**Items from a dataset:**
*****

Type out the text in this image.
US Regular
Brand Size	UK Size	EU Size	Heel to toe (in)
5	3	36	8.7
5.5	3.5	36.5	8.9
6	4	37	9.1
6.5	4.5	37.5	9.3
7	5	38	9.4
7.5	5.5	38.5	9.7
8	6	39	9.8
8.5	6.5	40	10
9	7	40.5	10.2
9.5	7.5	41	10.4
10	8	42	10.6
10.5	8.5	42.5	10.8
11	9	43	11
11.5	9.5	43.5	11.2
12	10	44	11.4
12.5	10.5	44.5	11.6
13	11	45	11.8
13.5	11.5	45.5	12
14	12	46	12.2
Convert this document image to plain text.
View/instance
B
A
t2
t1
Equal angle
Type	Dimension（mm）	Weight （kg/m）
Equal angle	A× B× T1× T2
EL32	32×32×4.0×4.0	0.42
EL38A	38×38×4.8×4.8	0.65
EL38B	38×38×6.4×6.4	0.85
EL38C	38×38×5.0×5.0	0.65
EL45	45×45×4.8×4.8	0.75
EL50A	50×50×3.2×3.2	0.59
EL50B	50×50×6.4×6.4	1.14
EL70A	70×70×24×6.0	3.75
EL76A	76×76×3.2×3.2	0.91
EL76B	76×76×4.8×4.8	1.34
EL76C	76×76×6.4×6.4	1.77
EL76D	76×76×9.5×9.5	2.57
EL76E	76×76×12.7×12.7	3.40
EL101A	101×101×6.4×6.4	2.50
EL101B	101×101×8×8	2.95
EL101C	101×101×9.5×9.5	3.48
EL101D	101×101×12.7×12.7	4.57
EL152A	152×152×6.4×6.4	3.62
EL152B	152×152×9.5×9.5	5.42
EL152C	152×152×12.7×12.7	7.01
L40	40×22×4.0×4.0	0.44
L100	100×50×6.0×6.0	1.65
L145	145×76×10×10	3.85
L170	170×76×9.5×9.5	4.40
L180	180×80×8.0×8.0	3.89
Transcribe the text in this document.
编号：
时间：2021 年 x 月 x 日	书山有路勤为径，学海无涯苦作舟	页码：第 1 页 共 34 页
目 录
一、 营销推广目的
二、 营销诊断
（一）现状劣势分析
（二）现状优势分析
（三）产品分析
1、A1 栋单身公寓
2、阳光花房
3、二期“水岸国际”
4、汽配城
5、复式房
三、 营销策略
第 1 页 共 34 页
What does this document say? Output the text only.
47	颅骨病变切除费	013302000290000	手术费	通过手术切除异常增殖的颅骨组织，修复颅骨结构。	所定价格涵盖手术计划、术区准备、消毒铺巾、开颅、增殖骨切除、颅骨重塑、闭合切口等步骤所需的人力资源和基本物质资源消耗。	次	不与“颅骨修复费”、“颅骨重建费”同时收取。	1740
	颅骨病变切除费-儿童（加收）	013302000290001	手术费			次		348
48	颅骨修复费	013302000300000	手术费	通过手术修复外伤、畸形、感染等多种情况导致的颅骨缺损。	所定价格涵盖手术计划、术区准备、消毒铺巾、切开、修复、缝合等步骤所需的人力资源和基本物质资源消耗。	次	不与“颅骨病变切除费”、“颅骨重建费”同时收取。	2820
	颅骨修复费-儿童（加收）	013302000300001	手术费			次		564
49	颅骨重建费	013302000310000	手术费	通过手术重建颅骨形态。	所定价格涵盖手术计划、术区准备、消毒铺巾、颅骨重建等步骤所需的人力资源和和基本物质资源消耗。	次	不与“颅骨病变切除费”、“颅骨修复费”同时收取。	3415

*****

**Stated problem:**
Read through the lines above and collect those that contain the string "颅骨病变切除费".

**Reply to the exercise:**
47	颅骨病变切除费	013302000290000	手术费	通过手术切除异常增殖的颅骨组织，修复颅骨结构。	所定价格涵盖手术计划、术区准备、消毒铺巾、开颅、增殖骨切除、颅骨重塑、闭合切口等步骤所需的人力资源和基本物质资源消耗。	次	不与“颅骨修复费”、“颅骨重建费”同时收取。	1740
	颅骨病变切除费-儿童（加收）	013302000290001	手术费			次		348
48	颅骨修复费	013302000300000	手术费	通过手术修复外伤、畸形、感染等多种情况导致的颅骨缺损。	所定价格涵盖手术计划、术区准备、消毒铺巾、切开、修复、缝合等步骤所需的人力资源和基本物质资源消耗。	次	不与“颅骨病变切除费”、“颅骨重建费”同时收取。	2820
49	颅骨重建费	013302000310000	手术费	通过手术重建颅骨形态。	所定价格涵盖手术计划、术区准备、消毒铺巾、颅骨重建等步骤所需的人力资源和和基本物质资源消耗。	次	不与“颅骨病变切除费”、“颅骨修复费”同时收取。	3415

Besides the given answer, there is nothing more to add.